• **Goal**
Extract all lines that hold the string "peak".

• **Raw data**

===

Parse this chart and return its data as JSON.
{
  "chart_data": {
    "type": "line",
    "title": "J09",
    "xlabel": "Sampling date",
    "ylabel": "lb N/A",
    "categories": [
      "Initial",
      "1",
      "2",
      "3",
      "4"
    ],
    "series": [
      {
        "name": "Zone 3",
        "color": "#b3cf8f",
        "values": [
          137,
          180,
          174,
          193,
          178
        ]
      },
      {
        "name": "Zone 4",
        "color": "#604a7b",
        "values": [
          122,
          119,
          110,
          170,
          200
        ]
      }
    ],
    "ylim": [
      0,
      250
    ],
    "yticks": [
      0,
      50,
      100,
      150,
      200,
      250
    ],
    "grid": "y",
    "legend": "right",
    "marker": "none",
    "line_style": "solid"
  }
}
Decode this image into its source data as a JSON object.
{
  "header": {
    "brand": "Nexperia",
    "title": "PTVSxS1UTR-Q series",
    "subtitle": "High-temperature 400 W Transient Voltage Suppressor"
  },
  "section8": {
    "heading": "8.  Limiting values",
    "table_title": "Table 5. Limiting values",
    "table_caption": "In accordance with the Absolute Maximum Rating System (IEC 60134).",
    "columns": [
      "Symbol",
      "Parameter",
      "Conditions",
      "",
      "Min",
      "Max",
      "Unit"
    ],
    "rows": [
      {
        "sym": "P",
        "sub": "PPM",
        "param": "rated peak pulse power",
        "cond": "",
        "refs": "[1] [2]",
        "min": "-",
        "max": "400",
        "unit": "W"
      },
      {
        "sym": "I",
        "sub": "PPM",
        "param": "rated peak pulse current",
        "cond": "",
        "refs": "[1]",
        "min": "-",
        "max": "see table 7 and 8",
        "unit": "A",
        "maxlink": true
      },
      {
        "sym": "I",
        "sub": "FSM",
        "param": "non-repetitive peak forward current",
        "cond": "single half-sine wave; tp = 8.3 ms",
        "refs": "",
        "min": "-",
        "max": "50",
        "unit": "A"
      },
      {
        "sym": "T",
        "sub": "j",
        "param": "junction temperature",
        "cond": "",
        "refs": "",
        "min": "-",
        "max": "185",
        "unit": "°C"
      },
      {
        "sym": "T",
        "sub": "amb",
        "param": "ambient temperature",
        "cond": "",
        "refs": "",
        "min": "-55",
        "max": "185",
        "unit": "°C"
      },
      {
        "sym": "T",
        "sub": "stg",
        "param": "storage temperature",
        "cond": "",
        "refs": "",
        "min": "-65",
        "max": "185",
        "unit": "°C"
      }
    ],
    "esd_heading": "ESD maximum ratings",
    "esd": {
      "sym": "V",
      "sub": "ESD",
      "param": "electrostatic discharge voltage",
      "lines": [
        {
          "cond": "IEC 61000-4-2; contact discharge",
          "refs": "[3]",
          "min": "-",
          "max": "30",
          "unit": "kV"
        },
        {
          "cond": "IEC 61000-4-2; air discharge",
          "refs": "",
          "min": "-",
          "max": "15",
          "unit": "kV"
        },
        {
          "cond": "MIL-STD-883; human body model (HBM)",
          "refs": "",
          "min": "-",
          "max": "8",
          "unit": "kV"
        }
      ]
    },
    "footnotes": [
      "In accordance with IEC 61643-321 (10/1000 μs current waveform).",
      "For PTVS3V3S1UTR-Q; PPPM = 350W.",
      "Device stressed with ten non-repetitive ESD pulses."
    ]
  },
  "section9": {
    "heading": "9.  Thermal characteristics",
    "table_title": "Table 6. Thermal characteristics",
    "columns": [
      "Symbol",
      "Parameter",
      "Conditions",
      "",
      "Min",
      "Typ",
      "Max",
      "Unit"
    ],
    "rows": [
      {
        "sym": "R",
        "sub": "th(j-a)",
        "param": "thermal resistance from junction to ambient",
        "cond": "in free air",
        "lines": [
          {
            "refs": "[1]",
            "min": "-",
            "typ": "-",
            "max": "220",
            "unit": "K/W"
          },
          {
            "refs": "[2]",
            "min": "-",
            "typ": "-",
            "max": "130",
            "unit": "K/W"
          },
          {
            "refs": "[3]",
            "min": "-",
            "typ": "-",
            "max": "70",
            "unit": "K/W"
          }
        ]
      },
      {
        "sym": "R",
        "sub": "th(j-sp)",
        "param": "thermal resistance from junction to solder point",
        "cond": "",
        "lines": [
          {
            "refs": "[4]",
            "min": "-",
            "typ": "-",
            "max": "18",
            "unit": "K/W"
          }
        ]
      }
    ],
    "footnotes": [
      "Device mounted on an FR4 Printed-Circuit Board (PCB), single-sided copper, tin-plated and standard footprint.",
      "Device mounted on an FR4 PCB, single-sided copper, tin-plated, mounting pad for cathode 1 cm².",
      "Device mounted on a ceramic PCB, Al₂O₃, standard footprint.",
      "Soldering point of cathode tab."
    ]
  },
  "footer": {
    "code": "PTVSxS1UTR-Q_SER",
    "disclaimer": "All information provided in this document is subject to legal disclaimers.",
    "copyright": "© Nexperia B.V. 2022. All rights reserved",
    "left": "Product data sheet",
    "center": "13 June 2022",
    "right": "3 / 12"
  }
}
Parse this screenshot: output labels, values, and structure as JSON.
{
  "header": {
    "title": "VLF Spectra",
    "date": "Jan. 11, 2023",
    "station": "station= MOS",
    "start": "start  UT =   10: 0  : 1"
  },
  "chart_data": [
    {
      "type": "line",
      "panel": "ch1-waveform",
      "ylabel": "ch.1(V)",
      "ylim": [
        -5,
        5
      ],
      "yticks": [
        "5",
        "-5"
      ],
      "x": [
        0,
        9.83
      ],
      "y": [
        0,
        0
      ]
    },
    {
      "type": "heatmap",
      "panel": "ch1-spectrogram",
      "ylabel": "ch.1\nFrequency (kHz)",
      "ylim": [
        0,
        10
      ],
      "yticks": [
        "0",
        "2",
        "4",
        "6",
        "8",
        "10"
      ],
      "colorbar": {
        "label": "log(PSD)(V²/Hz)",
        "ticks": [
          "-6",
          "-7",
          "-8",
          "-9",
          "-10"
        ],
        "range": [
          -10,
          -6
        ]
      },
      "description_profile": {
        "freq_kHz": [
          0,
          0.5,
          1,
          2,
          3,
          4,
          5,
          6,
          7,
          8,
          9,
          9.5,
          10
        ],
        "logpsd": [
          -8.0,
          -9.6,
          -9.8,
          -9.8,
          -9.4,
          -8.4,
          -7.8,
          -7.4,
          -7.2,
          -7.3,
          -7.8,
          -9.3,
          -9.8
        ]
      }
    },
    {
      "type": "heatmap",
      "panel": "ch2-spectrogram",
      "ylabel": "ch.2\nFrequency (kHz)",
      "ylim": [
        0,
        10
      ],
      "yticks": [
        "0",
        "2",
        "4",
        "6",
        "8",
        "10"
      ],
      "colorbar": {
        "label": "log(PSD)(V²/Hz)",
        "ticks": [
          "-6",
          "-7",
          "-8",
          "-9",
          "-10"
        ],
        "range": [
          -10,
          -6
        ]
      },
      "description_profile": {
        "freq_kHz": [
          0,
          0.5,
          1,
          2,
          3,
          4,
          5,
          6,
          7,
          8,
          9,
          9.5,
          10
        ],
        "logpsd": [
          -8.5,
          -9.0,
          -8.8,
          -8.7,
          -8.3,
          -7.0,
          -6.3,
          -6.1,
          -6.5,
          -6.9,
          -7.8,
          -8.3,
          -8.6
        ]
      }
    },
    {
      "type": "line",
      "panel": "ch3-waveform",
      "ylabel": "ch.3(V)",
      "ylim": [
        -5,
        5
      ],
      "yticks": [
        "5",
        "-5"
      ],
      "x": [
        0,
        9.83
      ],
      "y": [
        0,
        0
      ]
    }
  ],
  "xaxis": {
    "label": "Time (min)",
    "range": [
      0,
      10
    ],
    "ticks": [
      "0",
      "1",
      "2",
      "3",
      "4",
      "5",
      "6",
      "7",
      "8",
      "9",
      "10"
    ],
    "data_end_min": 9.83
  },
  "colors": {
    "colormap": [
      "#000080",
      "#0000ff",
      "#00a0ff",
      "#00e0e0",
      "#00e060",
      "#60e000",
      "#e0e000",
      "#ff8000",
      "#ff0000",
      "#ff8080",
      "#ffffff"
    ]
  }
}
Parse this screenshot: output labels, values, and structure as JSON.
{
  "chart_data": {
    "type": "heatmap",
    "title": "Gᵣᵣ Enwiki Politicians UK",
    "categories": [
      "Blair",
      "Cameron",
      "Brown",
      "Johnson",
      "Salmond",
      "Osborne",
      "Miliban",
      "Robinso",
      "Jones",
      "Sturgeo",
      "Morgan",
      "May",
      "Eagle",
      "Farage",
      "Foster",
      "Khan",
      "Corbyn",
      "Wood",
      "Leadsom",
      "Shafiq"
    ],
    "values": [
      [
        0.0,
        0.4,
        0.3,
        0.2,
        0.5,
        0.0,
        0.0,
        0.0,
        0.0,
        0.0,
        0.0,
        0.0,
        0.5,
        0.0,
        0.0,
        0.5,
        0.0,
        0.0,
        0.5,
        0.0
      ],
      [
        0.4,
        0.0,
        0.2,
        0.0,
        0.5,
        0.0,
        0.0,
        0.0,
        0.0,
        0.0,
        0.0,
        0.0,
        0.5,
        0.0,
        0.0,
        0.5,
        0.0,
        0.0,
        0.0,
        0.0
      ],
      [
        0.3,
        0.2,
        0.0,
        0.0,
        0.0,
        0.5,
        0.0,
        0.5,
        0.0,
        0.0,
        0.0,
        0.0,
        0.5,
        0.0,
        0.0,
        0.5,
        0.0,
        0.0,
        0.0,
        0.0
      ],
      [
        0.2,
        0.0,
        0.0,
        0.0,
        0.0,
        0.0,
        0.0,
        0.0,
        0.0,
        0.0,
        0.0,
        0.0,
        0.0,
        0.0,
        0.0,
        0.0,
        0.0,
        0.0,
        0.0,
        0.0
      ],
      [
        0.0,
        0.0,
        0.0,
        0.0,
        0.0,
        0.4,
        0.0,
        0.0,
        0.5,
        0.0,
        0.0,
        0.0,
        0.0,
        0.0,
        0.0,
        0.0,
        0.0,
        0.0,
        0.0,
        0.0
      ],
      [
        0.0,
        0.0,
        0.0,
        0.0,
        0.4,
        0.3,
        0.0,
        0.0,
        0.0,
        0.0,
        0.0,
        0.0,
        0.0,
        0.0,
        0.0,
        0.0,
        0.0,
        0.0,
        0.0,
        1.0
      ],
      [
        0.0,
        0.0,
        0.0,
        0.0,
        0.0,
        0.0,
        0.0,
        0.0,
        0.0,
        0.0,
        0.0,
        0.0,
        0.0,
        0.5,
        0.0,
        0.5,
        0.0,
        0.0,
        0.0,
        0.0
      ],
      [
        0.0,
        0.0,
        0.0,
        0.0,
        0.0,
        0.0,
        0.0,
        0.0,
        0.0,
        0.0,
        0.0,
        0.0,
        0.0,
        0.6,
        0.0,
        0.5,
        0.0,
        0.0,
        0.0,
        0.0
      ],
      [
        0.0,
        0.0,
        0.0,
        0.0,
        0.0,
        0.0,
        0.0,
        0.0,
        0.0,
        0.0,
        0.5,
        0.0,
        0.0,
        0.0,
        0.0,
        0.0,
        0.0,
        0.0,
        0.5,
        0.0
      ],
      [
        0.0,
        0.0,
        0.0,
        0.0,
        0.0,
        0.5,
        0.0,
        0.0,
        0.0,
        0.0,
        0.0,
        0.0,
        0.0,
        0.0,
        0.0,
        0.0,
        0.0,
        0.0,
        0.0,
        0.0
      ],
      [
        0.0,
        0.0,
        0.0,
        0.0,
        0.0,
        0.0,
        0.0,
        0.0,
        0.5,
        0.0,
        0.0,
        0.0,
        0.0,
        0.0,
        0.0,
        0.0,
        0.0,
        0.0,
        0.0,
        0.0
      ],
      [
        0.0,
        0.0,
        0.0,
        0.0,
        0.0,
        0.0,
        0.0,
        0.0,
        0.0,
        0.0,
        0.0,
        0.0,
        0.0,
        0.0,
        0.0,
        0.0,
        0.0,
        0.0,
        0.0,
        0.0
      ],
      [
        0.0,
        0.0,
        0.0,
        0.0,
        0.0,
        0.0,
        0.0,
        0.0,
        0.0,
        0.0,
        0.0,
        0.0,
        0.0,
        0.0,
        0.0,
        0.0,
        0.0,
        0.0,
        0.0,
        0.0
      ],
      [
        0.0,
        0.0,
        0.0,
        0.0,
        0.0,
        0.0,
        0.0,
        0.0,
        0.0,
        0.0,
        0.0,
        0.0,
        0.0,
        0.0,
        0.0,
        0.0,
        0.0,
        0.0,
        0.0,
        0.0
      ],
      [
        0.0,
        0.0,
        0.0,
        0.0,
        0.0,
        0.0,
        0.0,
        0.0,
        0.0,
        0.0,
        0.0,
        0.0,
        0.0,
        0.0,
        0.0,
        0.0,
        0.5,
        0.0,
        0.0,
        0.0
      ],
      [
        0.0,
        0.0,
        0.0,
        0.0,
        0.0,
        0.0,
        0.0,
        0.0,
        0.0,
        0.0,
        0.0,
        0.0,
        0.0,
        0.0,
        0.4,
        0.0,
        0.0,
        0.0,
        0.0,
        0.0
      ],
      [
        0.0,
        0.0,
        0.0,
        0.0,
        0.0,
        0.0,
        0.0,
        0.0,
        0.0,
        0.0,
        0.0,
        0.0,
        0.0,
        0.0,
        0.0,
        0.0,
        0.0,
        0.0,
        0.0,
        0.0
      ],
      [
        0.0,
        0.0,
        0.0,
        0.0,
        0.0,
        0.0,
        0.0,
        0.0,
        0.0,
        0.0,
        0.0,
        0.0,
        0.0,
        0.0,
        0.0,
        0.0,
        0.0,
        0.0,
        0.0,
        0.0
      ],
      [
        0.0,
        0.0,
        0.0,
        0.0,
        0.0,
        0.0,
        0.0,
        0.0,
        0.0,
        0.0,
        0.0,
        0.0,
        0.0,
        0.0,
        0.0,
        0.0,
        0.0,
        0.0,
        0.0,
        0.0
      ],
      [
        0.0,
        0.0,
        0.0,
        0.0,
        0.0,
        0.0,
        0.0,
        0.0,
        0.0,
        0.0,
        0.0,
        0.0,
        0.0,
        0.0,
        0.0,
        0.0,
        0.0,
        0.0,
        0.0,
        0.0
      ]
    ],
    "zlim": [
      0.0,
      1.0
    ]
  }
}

===

• **Exercise answer**
        "param": "rated peak pulse power",
        "param": "rated peak pulse current",
        "param": "non-repetitive peak forward current",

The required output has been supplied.